▶ [EXERCISE DATA]:

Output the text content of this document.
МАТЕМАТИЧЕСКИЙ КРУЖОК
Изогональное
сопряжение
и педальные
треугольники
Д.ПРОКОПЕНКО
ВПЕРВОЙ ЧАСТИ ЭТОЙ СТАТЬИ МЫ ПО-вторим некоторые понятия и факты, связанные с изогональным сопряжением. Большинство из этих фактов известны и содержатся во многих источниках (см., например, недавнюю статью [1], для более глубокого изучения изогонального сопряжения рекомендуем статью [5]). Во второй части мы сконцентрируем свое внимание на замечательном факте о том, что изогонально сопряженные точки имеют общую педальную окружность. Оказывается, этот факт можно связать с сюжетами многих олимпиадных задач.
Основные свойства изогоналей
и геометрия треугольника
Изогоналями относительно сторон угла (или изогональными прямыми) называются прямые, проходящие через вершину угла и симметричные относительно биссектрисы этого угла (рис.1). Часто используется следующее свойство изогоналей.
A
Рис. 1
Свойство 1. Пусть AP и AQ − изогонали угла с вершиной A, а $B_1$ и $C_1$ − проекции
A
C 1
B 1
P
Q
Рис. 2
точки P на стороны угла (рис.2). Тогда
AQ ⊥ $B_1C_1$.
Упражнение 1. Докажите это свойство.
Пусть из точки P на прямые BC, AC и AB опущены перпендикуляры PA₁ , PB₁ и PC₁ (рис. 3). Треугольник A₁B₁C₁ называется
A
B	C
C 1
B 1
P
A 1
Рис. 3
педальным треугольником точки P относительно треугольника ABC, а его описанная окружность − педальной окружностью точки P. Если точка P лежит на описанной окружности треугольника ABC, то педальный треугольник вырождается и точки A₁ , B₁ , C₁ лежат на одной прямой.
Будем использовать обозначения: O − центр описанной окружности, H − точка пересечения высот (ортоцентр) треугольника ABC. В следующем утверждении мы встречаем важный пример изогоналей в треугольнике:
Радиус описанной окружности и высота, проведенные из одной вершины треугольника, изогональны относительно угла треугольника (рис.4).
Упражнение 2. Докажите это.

▶ [WHAT THE TASK REQUIRES]: Repeat each record exactly. Omit nothing.

▶ [SOLUTION BELOW]:
Output the text content of this document.
МАТЕМАТИЧЕСКИЙ КРУЖОК
Изогональное
сопряжение
и педальные
треугольники
Д.ПРОКОПЕНКО
ВПЕРВОЙ ЧАСТИ ЭТОЙ СТАТЬИ МЫ ПО-вторим некоторые понятия и факты, связанные с изогональным сопряжением. Большинство из этих фактов известны и содержатся во многих источниках (см., например, недавнюю статью [1], для более глубокого изучения изогонального сопряжения рекомендуем статью [5]). Во второй части мы сконцентрируем свое внимание на замечательном факте о том, что изогонально сопряженные точки имеют общую педальную окружность. Оказывается, этот факт можно связать с сюжетами многих олимпиадных задач.
Основные свойства изогоналей
и геометрия треугольника
Изогоналями относительно сторон угла (или изогональными прямыми) называются прямые, проходящие через вершину угла и симметричные относительно биссектрисы этого угла (рис.1). Часто используется следующее свойство изогоналей.
A
Рис. 1
Свойство 1. Пусть AP и AQ − изогонали угла с вершиной A, а $B_1$ и $C_1$ − проекции
A
C 1
B 1
P
Q
Рис. 2
точки P на стороны угла (рис.2). Тогда
AQ ⊥ $B_1C_1$.
Упражнение 1. Докажите это свойство.
Пусть из точки P на прямые BC, AC и AB опущены перпендикуляры PA₁ , PB₁ и PC₁ (рис. 3). Треугольник A₁B₁C₁ называется
A
B	C
C 1
B 1
P
A 1
Рис. 3
педальным треугольником точки P относительно треугольника ABC, а его описанная окружность − педальной окружностью точки P. Если точка P лежит на описанной окружности треугольника ABC, то педальный треугольник вырождается и точки A₁ , B₁ , C₁ лежат на одной прямой.
Будем использовать обозначения: O − центр описанной окружности, H − точка пересечения высот (ортоцентр) треугольника ABC. В следующем утверждении мы встречаем важный пример изогоналей в треугольнике:
Радиус описанной окружности и высота, проведенные из одной вершины треугольника, изогональны относительно угла треугольника (рис.4).
Упражнение 2. Докажите это.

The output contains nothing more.